Figure dataset records
━━━━━━━━━━

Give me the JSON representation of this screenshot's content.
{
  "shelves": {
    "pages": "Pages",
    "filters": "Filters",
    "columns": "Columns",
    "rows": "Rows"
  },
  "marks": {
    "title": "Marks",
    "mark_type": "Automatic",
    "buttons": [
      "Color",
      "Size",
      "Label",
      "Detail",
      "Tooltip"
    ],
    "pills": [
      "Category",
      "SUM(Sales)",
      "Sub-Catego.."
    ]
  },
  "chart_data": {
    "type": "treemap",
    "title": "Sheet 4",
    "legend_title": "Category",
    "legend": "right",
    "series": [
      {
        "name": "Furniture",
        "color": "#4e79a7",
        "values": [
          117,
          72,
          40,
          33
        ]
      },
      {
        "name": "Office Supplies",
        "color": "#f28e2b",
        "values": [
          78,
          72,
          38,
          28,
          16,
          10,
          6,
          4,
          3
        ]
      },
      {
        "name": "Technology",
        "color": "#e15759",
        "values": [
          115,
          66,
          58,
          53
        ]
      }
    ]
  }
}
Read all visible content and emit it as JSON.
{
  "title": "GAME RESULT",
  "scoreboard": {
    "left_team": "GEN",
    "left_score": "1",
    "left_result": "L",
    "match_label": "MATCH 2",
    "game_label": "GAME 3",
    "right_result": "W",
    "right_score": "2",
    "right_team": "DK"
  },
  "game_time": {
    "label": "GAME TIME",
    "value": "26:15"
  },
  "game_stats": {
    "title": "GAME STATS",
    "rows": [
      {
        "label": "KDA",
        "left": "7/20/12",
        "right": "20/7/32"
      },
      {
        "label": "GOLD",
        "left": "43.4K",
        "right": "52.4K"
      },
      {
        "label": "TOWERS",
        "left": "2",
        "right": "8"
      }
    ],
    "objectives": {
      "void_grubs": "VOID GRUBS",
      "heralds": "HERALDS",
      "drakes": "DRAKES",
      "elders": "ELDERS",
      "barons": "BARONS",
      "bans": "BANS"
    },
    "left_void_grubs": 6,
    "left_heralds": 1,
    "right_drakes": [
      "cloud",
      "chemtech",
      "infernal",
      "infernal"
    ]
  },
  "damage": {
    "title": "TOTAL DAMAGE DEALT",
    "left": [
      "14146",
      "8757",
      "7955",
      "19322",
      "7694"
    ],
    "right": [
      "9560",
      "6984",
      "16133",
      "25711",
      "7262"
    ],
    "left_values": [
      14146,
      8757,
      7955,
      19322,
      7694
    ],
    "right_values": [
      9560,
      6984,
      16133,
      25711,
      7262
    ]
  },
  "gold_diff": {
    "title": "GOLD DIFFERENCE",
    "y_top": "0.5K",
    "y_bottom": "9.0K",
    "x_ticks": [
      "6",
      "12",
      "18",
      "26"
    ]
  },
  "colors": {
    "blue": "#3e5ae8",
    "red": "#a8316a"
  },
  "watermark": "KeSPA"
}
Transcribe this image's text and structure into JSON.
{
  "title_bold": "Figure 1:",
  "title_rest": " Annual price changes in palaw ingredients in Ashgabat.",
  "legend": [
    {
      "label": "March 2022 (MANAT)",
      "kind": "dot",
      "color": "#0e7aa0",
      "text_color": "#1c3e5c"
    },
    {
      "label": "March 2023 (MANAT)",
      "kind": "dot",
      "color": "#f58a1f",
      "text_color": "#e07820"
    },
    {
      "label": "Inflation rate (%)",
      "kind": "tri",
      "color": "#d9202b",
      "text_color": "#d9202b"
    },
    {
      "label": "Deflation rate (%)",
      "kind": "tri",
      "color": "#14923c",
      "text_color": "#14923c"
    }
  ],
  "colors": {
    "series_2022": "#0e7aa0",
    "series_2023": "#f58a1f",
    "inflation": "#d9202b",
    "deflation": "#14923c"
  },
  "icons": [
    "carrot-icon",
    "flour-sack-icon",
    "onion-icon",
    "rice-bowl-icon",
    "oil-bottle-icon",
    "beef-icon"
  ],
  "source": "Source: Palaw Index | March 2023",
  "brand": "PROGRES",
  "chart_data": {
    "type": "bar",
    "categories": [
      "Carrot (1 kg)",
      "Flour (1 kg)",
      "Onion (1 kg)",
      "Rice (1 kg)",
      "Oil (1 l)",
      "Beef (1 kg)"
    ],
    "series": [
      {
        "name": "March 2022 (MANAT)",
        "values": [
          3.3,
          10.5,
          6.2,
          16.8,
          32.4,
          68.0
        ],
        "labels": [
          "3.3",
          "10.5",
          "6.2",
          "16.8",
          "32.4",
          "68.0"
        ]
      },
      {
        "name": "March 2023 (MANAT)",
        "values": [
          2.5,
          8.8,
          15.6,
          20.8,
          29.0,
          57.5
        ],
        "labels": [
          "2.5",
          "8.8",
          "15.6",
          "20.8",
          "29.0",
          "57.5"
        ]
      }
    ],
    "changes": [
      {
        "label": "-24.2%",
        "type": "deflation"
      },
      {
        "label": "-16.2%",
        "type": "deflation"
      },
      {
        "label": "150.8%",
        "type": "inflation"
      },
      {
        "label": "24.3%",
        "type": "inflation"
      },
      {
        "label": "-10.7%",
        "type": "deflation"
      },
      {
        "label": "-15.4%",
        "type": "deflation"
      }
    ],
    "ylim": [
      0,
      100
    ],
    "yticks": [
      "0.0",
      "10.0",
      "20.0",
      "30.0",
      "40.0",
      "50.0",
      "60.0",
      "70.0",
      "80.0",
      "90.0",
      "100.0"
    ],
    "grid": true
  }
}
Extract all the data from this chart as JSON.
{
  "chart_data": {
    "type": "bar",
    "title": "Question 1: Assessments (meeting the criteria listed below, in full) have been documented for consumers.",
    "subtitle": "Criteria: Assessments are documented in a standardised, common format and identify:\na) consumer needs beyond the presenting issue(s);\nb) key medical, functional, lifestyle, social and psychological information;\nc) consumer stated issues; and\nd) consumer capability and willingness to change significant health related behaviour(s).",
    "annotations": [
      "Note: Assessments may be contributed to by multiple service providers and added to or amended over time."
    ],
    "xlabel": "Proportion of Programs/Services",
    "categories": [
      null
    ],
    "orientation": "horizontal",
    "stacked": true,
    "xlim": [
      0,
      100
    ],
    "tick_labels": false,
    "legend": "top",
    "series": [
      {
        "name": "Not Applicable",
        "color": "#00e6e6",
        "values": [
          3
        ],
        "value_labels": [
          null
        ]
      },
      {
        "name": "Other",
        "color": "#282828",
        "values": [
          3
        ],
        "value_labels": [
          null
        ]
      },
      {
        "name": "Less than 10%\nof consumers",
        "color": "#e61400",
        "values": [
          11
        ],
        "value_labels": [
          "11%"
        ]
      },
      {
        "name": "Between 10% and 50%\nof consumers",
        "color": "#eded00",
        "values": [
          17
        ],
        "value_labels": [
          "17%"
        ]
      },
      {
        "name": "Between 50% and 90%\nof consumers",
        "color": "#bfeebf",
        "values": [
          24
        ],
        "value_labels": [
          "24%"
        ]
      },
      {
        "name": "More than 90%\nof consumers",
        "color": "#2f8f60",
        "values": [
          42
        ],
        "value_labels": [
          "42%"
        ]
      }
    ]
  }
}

━━━━━━━━━━

• Stated goal:
Transcribe every entry exactly.

• Solution to this problem:
Give me the JSON representation of this screenshot's content.
{
  "shelves": {
    "pages": "Pages",
    "filters": "Filters",
    "columns": "Columns",
    "rows": "Rows"
  },
  "marks": {
    "title": "Marks",
    "mark_type": "Automatic",
    "buttons": [
      "Color",
      "Size",
      "Label",
      "Detail",
      "Tooltip"
    ],
    "pills": [
      "Category",
      "SUM(Sales)",
      "Sub-Catego.."
    ]
  },
  "chart_data": {
    "type": "treemap",
    "title": "Sheet 4",
    "legend_title": "Category",
    "legend": "right",
    "series": [
      {
        "name": "Furniture",
        "color": "#4e79a7",
        "values": [
          117,
          72,
          40,
          33
        ]
      },
      {
        "name": "Office Supplies",
        "color": "#f28e2b",
        "values": [
          78,
          72,
          38,
          28,
          16,
          10,
          6,
          4,
          3
        ]
      },
      {
        "name": "Technology",
        "color": "#e15759",
        "values": [
          115,
          66,
          58,
          53
        ]
      }
    ]
  }
}
Read all visible content and emit it as JSON.
{
  "title": "GAME RESULT",
  "scoreboard": {
    "left_team": "GEN",
    "left_score": "1",
    "left_result": "L",
    "match_label": "MATCH 2",
    "game_label": "GAME 3",
    "right_result": "W",
    "right_score": "2",
    "right_team": "DK"
  },
  "game_time": {
    "label": "GAME TIME",
    "value": "26:15"
  },
  "game_stats": {
    "title": "GAME STATS",
    "rows": [
      {
        "label": "KDA",
        "left": "7/20/12",
        "right": "20/7/32"
      },
      {
        "label": "GOLD",
        "left": "43.4K",
        "right": "52.4K"
      },
      {
        "label": "TOWERS",
        "left": "2",
        "right": "8"
      }
    ],
    "objectives": {
      "void_grubs": "VOID GRUBS",
      "heralds": "HERALDS",
      "drakes": "DRAKES",
      "elders": "ELDERS",
      "barons": "BARONS",
      "bans": "BANS"
    },
    "left_void_grubs": 6,
    "left_heralds": 1,
    "right_drakes": [
      "cloud",
      "chemtech",
      "infernal",
      "infernal"
    ]
  },
  "damage": {
    "title": "TOTAL DAMAGE DEALT",
    "left": [
      "14146",
      "8757",
      "7955",
      "19322",
      "7694"
    ],
    "right": [
      "9560",
      "6984",
      "16133",
      "25711",
      "7262"
    ],
    "left_values": [
      14146,
      8757,
      7955,
      19322,
      7694
    ],
    "right_values": [
      9560,
      6984,
      16133,
      25711,
      7262
    ]
  },
  "gold_diff": {
    "title": "GOLD DIFFERENCE",
    "y_top": "0.5K",
    "y_bottom": "9.0K",
    "x_ticks": [
      "6",
      "12",
      "18",
      "26"
    ]
  },
  "colors": {
    "blue": "#3e5ae8",
    "red": "#a8316a"
  },
  "watermark": "KeSPA"
}
Transcribe this image's text and structure into JSON.
{
  "title_bold": "Figure 1:",
  "title_rest": " Annual price changes in palaw ingredients in Ashgabat.",
  "legend": [
    {
      "label": "March 2022 (MANAT)",
      "kind": "dot",
      "color": "#0e7aa0",
      "text_color": "#1c3e5c"
    },
    {
      "label": "March 2023 (MANAT)",
      "kind": "dot",
      "color": "#f58a1f",
      "text_color": "#e07820"
    },
    {
      "label": "Inflation rate (%)",
      "kind": "tri",
      "color": "#d9202b",
      "text_color": "#d9202b"
    },
    {
      "label": "Deflation rate (%)",
      "kind": "tri",
      "color": "#14923c",
      "text_color": "#14923c"
    }
  ],
  "colors": {
    "series_2022": "#0e7aa0",
    "series_2023": "#f58a1f",
    "inflation": "#d9202b",
    "deflation": "#14923c"
  },
  "icons": [
    "carrot-icon",
    "flour-sack-icon",
    "onion-icon",
    "rice-bowl-icon",
    "oil-bottle-icon",
    "beef-icon"
  ],
  "source": "Source: Palaw Index | March 2023",
  "brand": "PROGRES",
  "chart_data": {
    "type": "bar",
    "categories": [
      "Carrot (1 kg)",
      "Flour (1 kg)",
      "Onion (1 kg)",
      "Rice (1 kg)",
      "Oil (1 l)",
      "Beef (1 kg)"
    ],
    "series": [
      {
        "name": "March 2022 (MANAT)",
        "values": [
          3.3,
          10.5,
          6.2,
          16.8,
          32.4,
          68.0
        ],
        "labels": [
          "3.3",
          "10.5",
          "6.2",
          "16.8",
          "32.4",
          "68.0"
        ]
      },
      {
        "name": "March 2023 (MANAT)",
        "values": [
          2.5,
          8.8,
          15.6,
          20.8,
          29.0,
          57.5
        ],
        "labels": [
          "2.5",
          "8.8",
          "15.6",
          "20.8",
          "29.0",
          "57.5"
        ]
      }
    ],
    "changes": [
      {
        "label": "-24.2%",
        "type": "deflation"
      },
      {
        "label": "-16.2%",
        "type": "deflation"
      },
      {
        "label": "150.8%",
        "type": "inflation"
      },
      {
        "label": "24.3%",
        "type": "inflation"
      },
      {
        "label": "-10.7%",
        "type": "deflation"
      },
      {
        "label": "-15.4%",
        "type": "deflation"
      }
    ],
    "ylim": [
      0,
      100
    ],
    "yticks": [
      "0.0",
      "10.0",
      "20.0",
      "30.0",
      "40.0",
      "50.0",
      "60.0",
      "70.0",
      "80.0",
      "90.0",
      "100.0"
    ],
    "grid": true
  }
}
Extract all the data from this chart as JSON.
{
  "chart_data": {
    "type": "bar",
    "title": "Question 1: Assessments (meeting the criteria listed below, in full) have been documented for consumers.",
    "subtitle": "Criteria: Assessments are documented in a standardised, common format and identify:\na) consumer needs beyond the presenting issue(s);\nb) key medical, functional, lifestyle, social and psychological information;\nc) consumer stated issues; and\nd) consumer capability and willingness to change significant health related behaviour(s).",
    "annotations": [
      "Note: Assessments may be contributed to by multiple service providers and added to or amended over time."
    ],
    "xlabel": "Proportion of Programs/Services",
    "categories": [
      null
    ],
    "orientation": "horizontal",
    "stacked": true,
    "xlim": [
      0,
      100
    ],
    "tick_labels": false,
    "legend": "top",
    "series": [
      {
        "name": "Not Applicable",
        "color": "#00e6e6",
        "values": [
          3
        ],
        "value_labels": [
          null
        ]
      },
      {
        "name": "Other",
        "color": "#282828",
        "values": [
          3
        ],
        "value_labels": [
          null
        ]
      },
      {
        "name": "Less than 10%\nof consumers",
        "color": "#e61400",
        "values": [
          11
        ],
        "value_labels": [
          "11%"
        ]
      },
      {
        "name": "Between 10% and 50%\nof consumers",
        "color": "#eded00",
        "values": [
          17
        ],
        "value_labels": [
          "17%"
        ]
      },
      {
        "name": "Between 50% and 90%\nof consumers",
        "color": "#bfeebf",
        "values": [
          24
        ],
        "value_labels": [
          "24%"
        ]
      },
      {
        "name": "More than 90%\nof consumers",
        "color": "#2f8f60",
        "values": [
          42
        ],
        "value_labels": [
          "42%"
        ]
      }
    ]
  }
}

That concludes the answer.